> [Task directions]: Gather all lines containing the string "ByLayer" and copy them out.

- - - - - - -

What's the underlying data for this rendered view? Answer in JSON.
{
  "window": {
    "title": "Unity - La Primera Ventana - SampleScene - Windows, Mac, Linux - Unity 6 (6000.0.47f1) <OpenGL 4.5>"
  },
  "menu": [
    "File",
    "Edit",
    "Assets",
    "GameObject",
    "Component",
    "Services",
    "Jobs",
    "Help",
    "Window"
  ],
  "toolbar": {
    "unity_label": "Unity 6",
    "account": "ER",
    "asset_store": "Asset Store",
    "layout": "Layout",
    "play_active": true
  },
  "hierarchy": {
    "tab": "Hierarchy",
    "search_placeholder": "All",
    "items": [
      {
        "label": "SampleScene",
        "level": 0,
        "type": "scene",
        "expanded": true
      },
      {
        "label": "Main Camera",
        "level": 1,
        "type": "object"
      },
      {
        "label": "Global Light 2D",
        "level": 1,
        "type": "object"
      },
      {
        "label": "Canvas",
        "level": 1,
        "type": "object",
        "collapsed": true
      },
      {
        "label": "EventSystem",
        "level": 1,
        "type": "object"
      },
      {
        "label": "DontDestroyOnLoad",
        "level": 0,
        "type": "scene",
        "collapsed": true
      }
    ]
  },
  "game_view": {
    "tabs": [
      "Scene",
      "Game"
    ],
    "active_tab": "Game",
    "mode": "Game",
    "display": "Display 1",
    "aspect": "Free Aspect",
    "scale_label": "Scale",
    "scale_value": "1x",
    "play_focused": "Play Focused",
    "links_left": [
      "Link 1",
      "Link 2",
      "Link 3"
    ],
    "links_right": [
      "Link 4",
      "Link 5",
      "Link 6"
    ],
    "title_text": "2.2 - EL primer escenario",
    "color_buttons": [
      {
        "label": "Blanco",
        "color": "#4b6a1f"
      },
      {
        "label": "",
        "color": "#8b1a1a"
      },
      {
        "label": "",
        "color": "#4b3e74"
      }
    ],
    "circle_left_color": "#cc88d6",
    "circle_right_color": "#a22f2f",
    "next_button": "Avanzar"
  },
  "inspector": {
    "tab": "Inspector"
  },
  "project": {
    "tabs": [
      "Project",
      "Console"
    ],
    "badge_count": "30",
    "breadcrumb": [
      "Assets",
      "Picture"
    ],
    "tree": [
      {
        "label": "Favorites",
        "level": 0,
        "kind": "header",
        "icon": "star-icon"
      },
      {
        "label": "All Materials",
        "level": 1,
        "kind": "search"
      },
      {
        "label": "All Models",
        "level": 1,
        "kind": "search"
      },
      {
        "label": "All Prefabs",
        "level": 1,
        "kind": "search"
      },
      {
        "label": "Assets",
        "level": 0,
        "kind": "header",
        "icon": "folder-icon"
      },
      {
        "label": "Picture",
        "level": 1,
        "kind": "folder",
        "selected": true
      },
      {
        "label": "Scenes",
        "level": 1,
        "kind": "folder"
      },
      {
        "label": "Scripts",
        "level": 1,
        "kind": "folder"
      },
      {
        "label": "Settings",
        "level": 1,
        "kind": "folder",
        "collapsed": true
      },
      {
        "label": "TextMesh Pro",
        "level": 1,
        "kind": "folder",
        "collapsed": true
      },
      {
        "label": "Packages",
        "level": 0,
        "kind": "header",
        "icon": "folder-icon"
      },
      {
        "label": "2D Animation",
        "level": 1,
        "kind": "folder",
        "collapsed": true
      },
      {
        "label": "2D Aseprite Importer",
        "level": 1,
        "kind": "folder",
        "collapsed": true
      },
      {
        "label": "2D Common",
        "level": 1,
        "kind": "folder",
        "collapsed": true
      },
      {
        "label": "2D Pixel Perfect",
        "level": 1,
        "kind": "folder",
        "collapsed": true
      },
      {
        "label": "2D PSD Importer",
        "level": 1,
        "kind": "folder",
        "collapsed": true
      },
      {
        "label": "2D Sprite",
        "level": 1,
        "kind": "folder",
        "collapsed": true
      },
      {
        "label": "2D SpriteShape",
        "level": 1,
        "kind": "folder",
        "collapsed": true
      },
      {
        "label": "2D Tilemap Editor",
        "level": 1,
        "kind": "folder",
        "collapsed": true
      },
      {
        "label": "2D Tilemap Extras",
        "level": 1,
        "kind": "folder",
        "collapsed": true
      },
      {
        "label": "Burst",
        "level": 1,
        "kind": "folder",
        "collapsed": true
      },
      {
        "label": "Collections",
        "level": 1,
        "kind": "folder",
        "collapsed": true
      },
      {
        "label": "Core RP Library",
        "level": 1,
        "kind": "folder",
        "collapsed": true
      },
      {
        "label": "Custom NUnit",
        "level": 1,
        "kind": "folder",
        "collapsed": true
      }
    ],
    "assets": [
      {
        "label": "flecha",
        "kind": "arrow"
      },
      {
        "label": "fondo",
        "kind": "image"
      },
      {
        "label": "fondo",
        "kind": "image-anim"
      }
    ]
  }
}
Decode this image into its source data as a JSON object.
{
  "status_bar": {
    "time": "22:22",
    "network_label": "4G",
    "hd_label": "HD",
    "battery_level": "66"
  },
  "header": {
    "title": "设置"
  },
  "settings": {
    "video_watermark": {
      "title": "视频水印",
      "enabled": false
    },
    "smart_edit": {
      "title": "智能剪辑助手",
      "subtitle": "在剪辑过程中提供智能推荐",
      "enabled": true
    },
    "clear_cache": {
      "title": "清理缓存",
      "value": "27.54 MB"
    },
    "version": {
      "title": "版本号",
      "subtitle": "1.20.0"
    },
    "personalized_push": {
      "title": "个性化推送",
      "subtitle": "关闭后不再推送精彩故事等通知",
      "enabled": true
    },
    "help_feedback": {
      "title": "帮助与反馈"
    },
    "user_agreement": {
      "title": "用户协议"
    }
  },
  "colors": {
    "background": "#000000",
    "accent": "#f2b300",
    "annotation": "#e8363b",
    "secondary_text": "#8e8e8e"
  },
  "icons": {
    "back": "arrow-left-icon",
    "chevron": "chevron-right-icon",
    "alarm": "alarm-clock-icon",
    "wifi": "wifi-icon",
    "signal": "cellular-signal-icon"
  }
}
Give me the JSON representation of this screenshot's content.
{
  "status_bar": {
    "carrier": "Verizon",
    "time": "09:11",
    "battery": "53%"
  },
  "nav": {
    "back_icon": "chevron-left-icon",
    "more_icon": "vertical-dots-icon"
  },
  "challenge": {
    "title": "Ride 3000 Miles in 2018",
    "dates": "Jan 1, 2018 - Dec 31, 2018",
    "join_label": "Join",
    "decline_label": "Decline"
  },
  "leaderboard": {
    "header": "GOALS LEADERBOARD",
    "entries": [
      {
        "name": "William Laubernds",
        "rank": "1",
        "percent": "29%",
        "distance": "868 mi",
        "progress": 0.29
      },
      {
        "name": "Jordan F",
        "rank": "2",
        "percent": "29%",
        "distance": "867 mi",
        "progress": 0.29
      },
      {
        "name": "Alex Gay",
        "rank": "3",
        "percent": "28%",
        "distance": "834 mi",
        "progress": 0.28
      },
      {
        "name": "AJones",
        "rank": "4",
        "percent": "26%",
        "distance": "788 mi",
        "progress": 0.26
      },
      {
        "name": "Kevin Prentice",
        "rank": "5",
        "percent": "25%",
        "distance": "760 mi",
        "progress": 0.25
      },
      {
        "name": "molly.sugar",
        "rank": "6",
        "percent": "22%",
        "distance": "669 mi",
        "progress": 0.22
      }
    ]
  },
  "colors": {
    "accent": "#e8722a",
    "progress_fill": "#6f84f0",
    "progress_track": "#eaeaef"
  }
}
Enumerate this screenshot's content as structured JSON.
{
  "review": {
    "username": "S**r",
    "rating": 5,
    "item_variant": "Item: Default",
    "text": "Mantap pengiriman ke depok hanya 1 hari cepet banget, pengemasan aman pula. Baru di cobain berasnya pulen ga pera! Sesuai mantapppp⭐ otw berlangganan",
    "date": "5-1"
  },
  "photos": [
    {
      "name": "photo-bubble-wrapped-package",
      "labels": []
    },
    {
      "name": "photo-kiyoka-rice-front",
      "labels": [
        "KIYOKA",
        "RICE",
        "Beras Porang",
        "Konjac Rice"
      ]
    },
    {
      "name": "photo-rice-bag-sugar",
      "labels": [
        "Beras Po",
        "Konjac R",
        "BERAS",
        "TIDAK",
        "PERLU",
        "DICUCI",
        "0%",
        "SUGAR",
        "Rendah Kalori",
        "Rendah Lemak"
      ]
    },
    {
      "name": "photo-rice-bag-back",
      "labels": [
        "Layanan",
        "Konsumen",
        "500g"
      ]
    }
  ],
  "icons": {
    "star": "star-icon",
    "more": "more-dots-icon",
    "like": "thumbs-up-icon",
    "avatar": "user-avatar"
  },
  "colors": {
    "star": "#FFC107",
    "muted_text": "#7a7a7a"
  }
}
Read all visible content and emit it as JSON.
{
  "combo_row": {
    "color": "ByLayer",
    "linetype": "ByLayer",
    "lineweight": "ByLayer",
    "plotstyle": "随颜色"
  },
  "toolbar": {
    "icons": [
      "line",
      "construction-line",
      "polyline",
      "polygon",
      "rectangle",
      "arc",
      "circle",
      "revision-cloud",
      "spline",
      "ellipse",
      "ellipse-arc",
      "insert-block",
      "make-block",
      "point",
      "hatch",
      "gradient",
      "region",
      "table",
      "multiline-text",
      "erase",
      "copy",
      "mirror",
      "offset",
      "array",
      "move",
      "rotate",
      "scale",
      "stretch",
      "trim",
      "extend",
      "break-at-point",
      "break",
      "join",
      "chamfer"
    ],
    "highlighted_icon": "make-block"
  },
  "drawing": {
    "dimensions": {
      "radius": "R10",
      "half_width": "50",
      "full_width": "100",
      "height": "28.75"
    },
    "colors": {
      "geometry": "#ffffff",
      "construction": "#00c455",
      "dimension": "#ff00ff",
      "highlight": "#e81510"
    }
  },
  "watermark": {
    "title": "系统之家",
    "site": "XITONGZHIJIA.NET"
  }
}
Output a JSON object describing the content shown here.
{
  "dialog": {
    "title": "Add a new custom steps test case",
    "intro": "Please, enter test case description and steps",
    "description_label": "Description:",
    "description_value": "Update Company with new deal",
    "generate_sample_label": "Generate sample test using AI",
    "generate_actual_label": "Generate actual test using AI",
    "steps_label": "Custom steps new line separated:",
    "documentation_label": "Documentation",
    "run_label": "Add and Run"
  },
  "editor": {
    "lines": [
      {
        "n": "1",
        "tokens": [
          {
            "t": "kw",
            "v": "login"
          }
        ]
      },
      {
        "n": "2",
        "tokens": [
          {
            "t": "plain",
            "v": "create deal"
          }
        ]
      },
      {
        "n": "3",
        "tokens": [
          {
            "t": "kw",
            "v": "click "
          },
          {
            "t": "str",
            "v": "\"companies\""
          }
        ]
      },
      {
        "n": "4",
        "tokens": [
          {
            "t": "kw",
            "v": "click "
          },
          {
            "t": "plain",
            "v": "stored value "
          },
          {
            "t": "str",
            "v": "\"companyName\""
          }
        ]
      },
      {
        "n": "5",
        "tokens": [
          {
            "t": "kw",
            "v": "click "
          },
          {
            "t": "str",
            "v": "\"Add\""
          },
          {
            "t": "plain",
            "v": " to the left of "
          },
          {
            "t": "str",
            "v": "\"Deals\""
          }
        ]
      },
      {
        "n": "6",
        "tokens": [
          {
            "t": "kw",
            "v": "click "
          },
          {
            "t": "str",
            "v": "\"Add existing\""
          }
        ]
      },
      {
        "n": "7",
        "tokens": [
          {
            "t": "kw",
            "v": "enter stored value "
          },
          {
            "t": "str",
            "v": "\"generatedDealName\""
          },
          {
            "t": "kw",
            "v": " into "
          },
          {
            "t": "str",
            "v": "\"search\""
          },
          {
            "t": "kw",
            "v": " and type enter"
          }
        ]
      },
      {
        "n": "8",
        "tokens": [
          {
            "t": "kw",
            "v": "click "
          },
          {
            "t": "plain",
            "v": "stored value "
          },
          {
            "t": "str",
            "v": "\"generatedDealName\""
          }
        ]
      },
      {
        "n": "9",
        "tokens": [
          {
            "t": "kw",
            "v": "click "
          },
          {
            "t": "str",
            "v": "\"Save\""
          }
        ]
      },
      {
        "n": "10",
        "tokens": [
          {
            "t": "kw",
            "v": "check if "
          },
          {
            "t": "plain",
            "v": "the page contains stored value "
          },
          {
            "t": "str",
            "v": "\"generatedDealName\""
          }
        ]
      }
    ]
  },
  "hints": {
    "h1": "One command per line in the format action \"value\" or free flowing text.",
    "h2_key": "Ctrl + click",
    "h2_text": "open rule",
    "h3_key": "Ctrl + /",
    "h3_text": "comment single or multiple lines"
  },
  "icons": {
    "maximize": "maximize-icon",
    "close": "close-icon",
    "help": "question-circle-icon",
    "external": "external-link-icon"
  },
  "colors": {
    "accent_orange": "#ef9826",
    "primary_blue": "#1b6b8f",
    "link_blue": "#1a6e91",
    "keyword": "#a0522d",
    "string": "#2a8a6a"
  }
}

- - - - - - -

> [Expected output]:
    "color": "ByLayer",
    "linetype": "ByLayer",
    "lineweight": "ByLayer",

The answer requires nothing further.